— START The records —

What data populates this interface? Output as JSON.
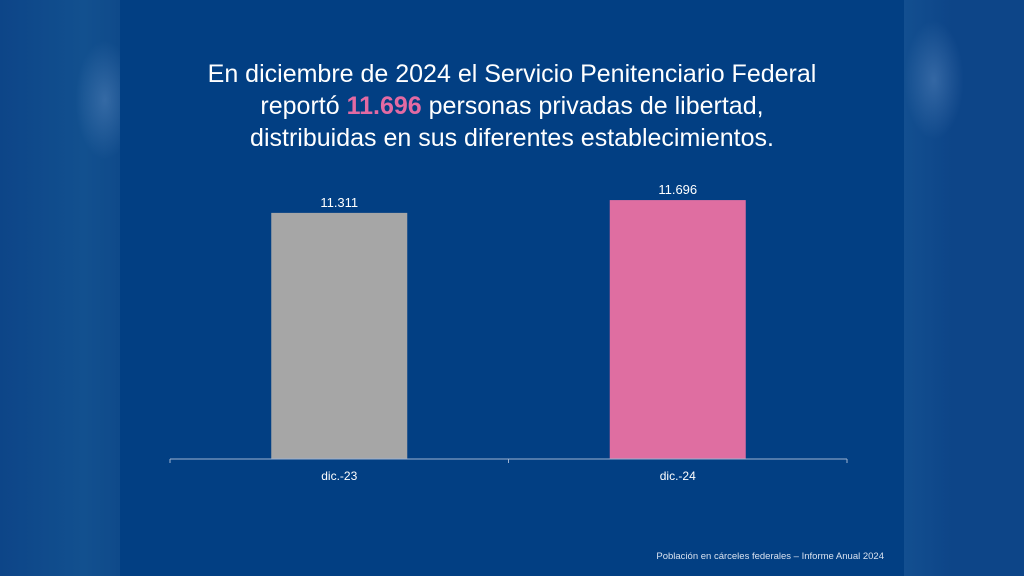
{
  "headline": {
    "line1": "En diciembre de 2024 el Servicio Penitenciario Federal",
    "line2_prefix": "reportó ",
    "line2_highlight": "11.696",
    "line2_suffix": " personas privadas de libertad,",
    "line3": "distribuidas en sus diferentes establecimientos."
  },
  "colors": {
    "background": "#023f83",
    "highlight": "#e36aa3",
    "bar_2023": "#a6a6a6",
    "bar_2024": "#df6ea1",
    "axis": "#9fb3d1",
    "text": "#ffffff"
  },
  "footer": "Población en cárceles federales – Informe Anual 2024",
  "chart_data": {
    "type": "bar",
    "title": "",
    "xlabel": "",
    "ylabel": "",
    "categories": [
      "dic.-23",
      "dic.-24"
    ],
    "values": [
      11311,
      11696
    ],
    "data_labels": [
      "11.311",
      "11.696"
    ],
    "bar_colors": [
      "#a6a6a6",
      "#df6ea1"
    ],
    "ylim": [
      3900,
      12000
    ],
    "grid": false,
    "legend": "none"
  }
}
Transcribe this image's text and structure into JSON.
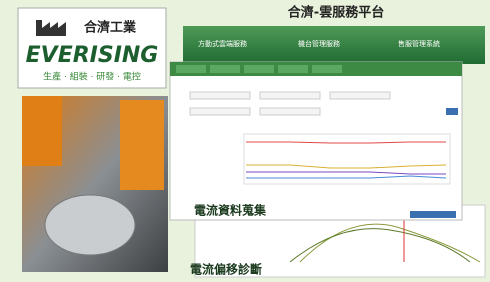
{
  "logo": {
    "company": "合濟工業",
    "brand": "EVERISING",
    "tagline": "生產 · 組裝 · 研發 · 電控"
  },
  "header": {
    "title": "合濟-雲服務平台"
  },
  "banner": {
    "tabs": [
      "方動式雲端服務",
      "機台管理服務",
      "售服管理系統"
    ]
  },
  "captions": [
    "電流資料蒐集",
    "電流偏移診斷"
  ]
}
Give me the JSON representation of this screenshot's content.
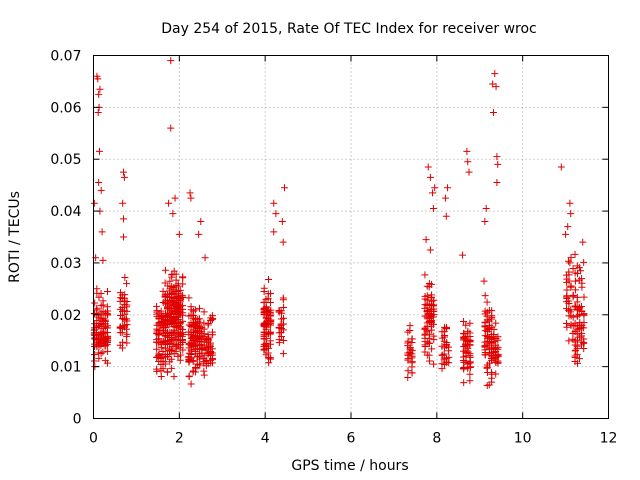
{
  "chart_data": {
    "type": "scatter",
    "title": "Day 254 of 2015, Rate Of TEC Index for receiver wroc",
    "xlabel": "GPS time / hours",
    "ylabel": "ROTI / TECUs",
    "xlim": [
      0,
      12
    ],
    "ylim": [
      0,
      0.07
    ],
    "x_ticks": [
      0,
      2,
      4,
      6,
      8,
      10,
      12
    ],
    "x_tick_labels": [
      "0",
      "2",
      "4",
      "6",
      "8",
      "10",
      "12"
    ],
    "y_ticks": [
      0,
      0.01,
      0.02,
      0.03,
      0.04,
      0.05,
      0.06,
      0.07
    ],
    "y_tick_labels": [
      "0",
      "0.01",
      "0.02",
      "0.03",
      "0.04",
      "0.05",
      "0.06",
      "0.07"
    ],
    "grid": true,
    "marker": "+",
    "color": "#e00000",
    "series": [
      {
        "name": "ROTI",
        "clusters": [
          {
            "x_range": [
              0.0,
              0.35
            ],
            "y_range": [
              0.007,
              0.027
            ],
            "count": 120
          },
          {
            "x_range": [
              0.6,
              0.8
            ],
            "y_range": [
              0.008,
              0.03
            ],
            "count": 45
          },
          {
            "x_range": [
              1.45,
              1.65
            ],
            "y_range": [
              0.005,
              0.028
            ],
            "count": 70
          },
          {
            "x_range": [
              1.65,
              2.1
            ],
            "y_range": [
              0.006,
              0.032
            ],
            "count": 260
          },
          {
            "x_range": [
              2.2,
              2.5
            ],
            "y_range": [
              0.005,
              0.025
            ],
            "count": 120
          },
          {
            "x_range": [
              2.5,
              2.8
            ],
            "y_range": [
              0.007,
              0.022
            ],
            "count": 70
          },
          {
            "x_range": [
              3.95,
              4.15
            ],
            "y_range": [
              0.008,
              0.028
            ],
            "count": 90
          },
          {
            "x_range": [
              4.3,
              4.45
            ],
            "y_range": [
              0.01,
              0.027
            ],
            "count": 25
          },
          {
            "x_range": [
              7.3,
              7.45
            ],
            "y_range": [
              0.006,
              0.019
            ],
            "count": 30
          },
          {
            "x_range": [
              7.7,
              7.95
            ],
            "y_range": [
              0.008,
              0.03
            ],
            "count": 80
          },
          {
            "x_range": [
              8.1,
              8.3
            ],
            "y_range": [
              0.007,
              0.02
            ],
            "count": 30
          },
          {
            "x_range": [
              8.6,
              8.8
            ],
            "y_range": [
              0.005,
              0.022
            ],
            "count": 60
          },
          {
            "x_range": [
              9.1,
              9.3
            ],
            "y_range": [
              0.004,
              0.026
            ],
            "count": 70
          },
          {
            "x_range": [
              9.3,
              9.45
            ],
            "y_range": [
              0.007,
              0.02
            ],
            "count": 30
          },
          {
            "x_range": [
              11.0,
              11.2
            ],
            "y_range": [
              0.01,
              0.035
            ],
            "count": 40
          },
          {
            "x_range": [
              11.2,
              11.45
            ],
            "y_range": [
              0.006,
              0.033
            ],
            "count": 70
          }
        ],
        "outliers": [
          [
            0.02,
            0.0415
          ],
          [
            0.08,
            0.066
          ],
          [
            0.1,
            0.0655
          ],
          [
            0.12,
            0.0625
          ],
          [
            0.13,
            0.06
          ],
          [
            0.15,
            0.0635
          ],
          [
            0.11,
            0.059
          ],
          [
            0.14,
            0.0515
          ],
          [
            0.12,
            0.0455
          ],
          [
            0.18,
            0.044
          ],
          [
            0.15,
            0.04
          ],
          [
            0.2,
            0.036
          ],
          [
            0.05,
            0.031
          ],
          [
            0.22,
            0.0305
          ],
          [
            0.7,
            0.0475
          ],
          [
            0.72,
            0.0465
          ],
          [
            0.68,
            0.0415
          ],
          [
            0.7,
            0.0385
          ],
          [
            0.7,
            0.035
          ],
          [
            1.8,
            0.069
          ],
          [
            1.8,
            0.056
          ],
          [
            1.75,
            0.0415
          ],
          [
            1.9,
            0.0425
          ],
          [
            1.85,
            0.0395
          ],
          [
            2.0,
            0.0355
          ],
          [
            2.25,
            0.0435
          ],
          [
            2.27,
            0.0425
          ],
          [
            2.5,
            0.038
          ],
          [
            2.45,
            0.0355
          ],
          [
            2.6,
            0.031
          ],
          [
            4.2,
            0.0415
          ],
          [
            4.25,
            0.0395
          ],
          [
            4.2,
            0.036
          ],
          [
            4.45,
            0.0445
          ],
          [
            4.4,
            0.038
          ],
          [
            4.42,
            0.034
          ],
          [
            7.8,
            0.0485
          ],
          [
            7.85,
            0.0465
          ],
          [
            7.9,
            0.0435
          ],
          [
            7.95,
            0.0445
          ],
          [
            7.92,
            0.0405
          ],
          [
            7.75,
            0.0345
          ],
          [
            7.85,
            0.0325
          ],
          [
            8.25,
            0.0445
          ],
          [
            8.2,
            0.0425
          ],
          [
            8.22,
            0.039
          ],
          [
            8.6,
            0.0315
          ],
          [
            8.7,
            0.0515
          ],
          [
            8.72,
            0.0495
          ],
          [
            8.75,
            0.0475
          ],
          [
            9.15,
            0.0405
          ],
          [
            9.12,
            0.038
          ],
          [
            9.35,
            0.0665
          ],
          [
            9.3,
            0.0645
          ],
          [
            9.38,
            0.064
          ],
          [
            9.32,
            0.059
          ],
          [
            9.4,
            0.0505
          ],
          [
            9.42,
            0.049
          ],
          [
            9.4,
            0.0455
          ],
          [
            9.1,
            0.0265
          ],
          [
            10.9,
            0.0485
          ],
          [
            11.1,
            0.0415
          ],
          [
            11.12,
            0.0395
          ],
          [
            11.0,
            0.0355
          ],
          [
            11.05,
            0.037
          ],
          [
            11.4,
            0.034
          ],
          [
            11.35,
            0.0285
          ],
          [
            11.1,
            0.03
          ]
        ]
      }
    ]
  }
}
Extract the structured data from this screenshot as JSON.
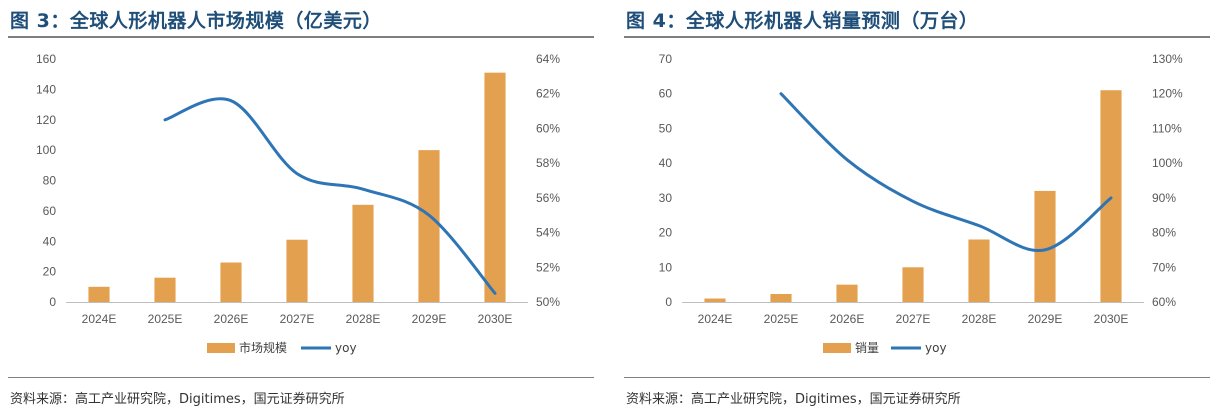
{
  "chart_data": [
    {
      "type": "bar",
      "title": "图 3：全球人形机器人市场规模（亿美元）",
      "categories": [
        "2024E",
        "2025E",
        "2026E",
        "2027E",
        "2028E",
        "2029E",
        "2030E"
      ],
      "series": [
        {
          "name": "市场规模",
          "type": "bar",
          "axis": "left",
          "color": "#e3a04e",
          "values": [
            10,
            16,
            26,
            41,
            64,
            100,
            151
          ]
        },
        {
          "name": "yoy",
          "type": "line",
          "axis": "right",
          "color": "#2e75b6",
          "values": [
            null,
            60.5,
            61.6,
            57.4,
            56.5,
            55.0,
            50.5
          ]
        }
      ],
      "ylim": [
        0,
        160
      ],
      "yticks": [
        "0",
        "20",
        "40",
        "60",
        "80",
        "100",
        "120",
        "140",
        "160"
      ],
      "y2lim": [
        50,
        64
      ],
      "y2ticks": [
        "50%",
        "52%",
        "54%",
        "56%",
        "58%",
        "60%",
        "62%",
        "64%"
      ],
      "legend": "bottom",
      "source": "资料来源：高工产业研究院，Digitimes，国元证券研究所"
    },
    {
      "type": "bar",
      "title": "图 4：全球人形机器人销量预测（万台）",
      "categories": [
        "2024E",
        "2025E",
        "2026E",
        "2027E",
        "2028E",
        "2029E",
        "2030E"
      ],
      "series": [
        {
          "name": "销量",
          "type": "bar",
          "axis": "left",
          "color": "#e3a04e",
          "values": [
            1,
            2.3,
            5,
            10,
            18,
            32,
            61
          ]
        },
        {
          "name": "yoy",
          "type": "line",
          "axis": "right",
          "color": "#2e75b6",
          "values": [
            null,
            120,
            101,
            89,
            82,
            75,
            90
          ]
        }
      ],
      "ylim": [
        0,
        70
      ],
      "yticks": [
        "0",
        "10",
        "20",
        "30",
        "40",
        "50",
        "60",
        "70"
      ],
      "y2lim": [
        60,
        130
      ],
      "y2ticks": [
        "60%",
        "70%",
        "80%",
        "90%",
        "100%",
        "110%",
        "120%",
        "130%"
      ],
      "legend": "bottom",
      "source": "资料来源：高工产业研究院，Digitimes，国元证券研究所"
    }
  ]
}
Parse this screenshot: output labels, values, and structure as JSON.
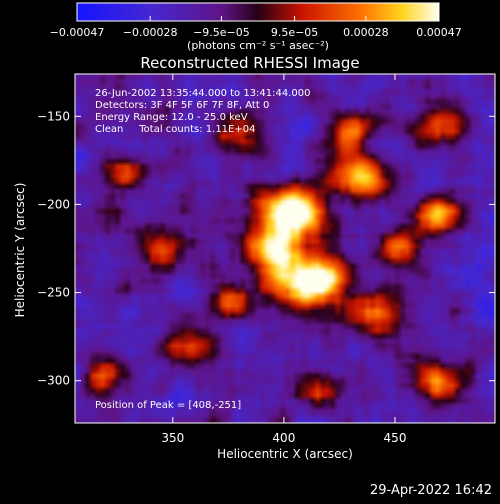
{
  "chart_data": {
    "type": "heatmap",
    "title": "Reconstructed RHESSI Image",
    "xlabel": "Heliocentric X (arcsec)",
    "ylabel": "Heliocentric Y (arcsec)",
    "xlim": [
      306,
      495
    ],
    "ylim": [
      -324,
      -126
    ],
    "x_ticks": [
      350,
      400,
      450
    ],
    "y_ticks": [
      -150,
      -200,
      -250,
      -300
    ],
    "y_tick_labels": [
      "−150",
      "−200",
      "−250",
      "−300"
    ],
    "colorbar": {
      "range": [
        -0.00047,
        0.00047
      ],
      "ticks": [
        -0.00047,
        -0.00028,
        -9.5e-05,
        9.5e-05,
        0.00028,
        0.00047
      ],
      "tick_labels": [
        "−0.00047",
        "−0.00028",
        "−9.5e−05",
        "9.5e−05",
        "0.00028",
        "0.00047"
      ],
      "units_label": "(photons cm⁻² s⁻¹ asec⁻²)"
    },
    "annotations": [
      "26-Jun-2002 13:35:44.000 to 13:41:44.000",
      "Detectors: 3F 4F 5F 6F 7F 8F, Att 0",
      "Energy Range: 12.0 - 25.0 keV",
      "Clean     Total counts: 1.11E+04"
    ],
    "peak_label": "Position of Peak = [408,-251]",
    "sources": [
      {
        "x": 403,
        "y": -205,
        "amp": 0.0008,
        "sigma": 10
      },
      {
        "x": 412,
        "y": -244,
        "amp": 0.00078,
        "sigma": 11
      },
      {
        "x": 395,
        "y": -228,
        "amp": 0.0005,
        "sigma": 9
      },
      {
        "x": 435,
        "y": -185,
        "amp": 0.0006,
        "sigma": 9
      },
      {
        "x": 470,
        "y": -205,
        "amp": 0.00045,
        "sigma": 8
      },
      {
        "x": 443,
        "y": -262,
        "amp": 0.00045,
        "sigma": 9
      },
      {
        "x": 380,
        "y": -157,
        "amp": 0.00035,
        "sigma": 8
      },
      {
        "x": 430,
        "y": -158,
        "amp": 0.0004,
        "sigma": 8
      },
      {
        "x": 470,
        "y": -155,
        "amp": 0.0004,
        "sigma": 8
      },
      {
        "x": 345,
        "y": -225,
        "amp": 0.0004,
        "sigma": 7
      },
      {
        "x": 330,
        "y": -182,
        "amp": 0.00035,
        "sigma": 7
      },
      {
        "x": 355,
        "y": -280,
        "amp": 0.0004,
        "sigma": 8
      },
      {
        "x": 320,
        "y": -300,
        "amp": 0.00035,
        "sigma": 8
      },
      {
        "x": 470,
        "y": -300,
        "amp": 0.0004,
        "sigma": 8
      },
      {
        "x": 415,
        "y": -305,
        "amp": 0.00035,
        "sigma": 8
      },
      {
        "x": 450,
        "y": -225,
        "amp": 0.0004,
        "sigma": 8
      },
      {
        "x": 375,
        "y": -255,
        "amp": 0.00035,
        "sigma": 7
      }
    ]
  },
  "footer": {
    "timestamp": "29-Apr-2022 16:42"
  },
  "colors": {
    "background": "#000000",
    "text": "#ffffff"
  }
}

— END The records —

● **Problem description**
Collect the lines that hold "xlabel".

● **Response**
    "xlabel": "",
    "xlabel": "GPS time / hours",
    "xlabel": "Heliocentric X (arcsec)",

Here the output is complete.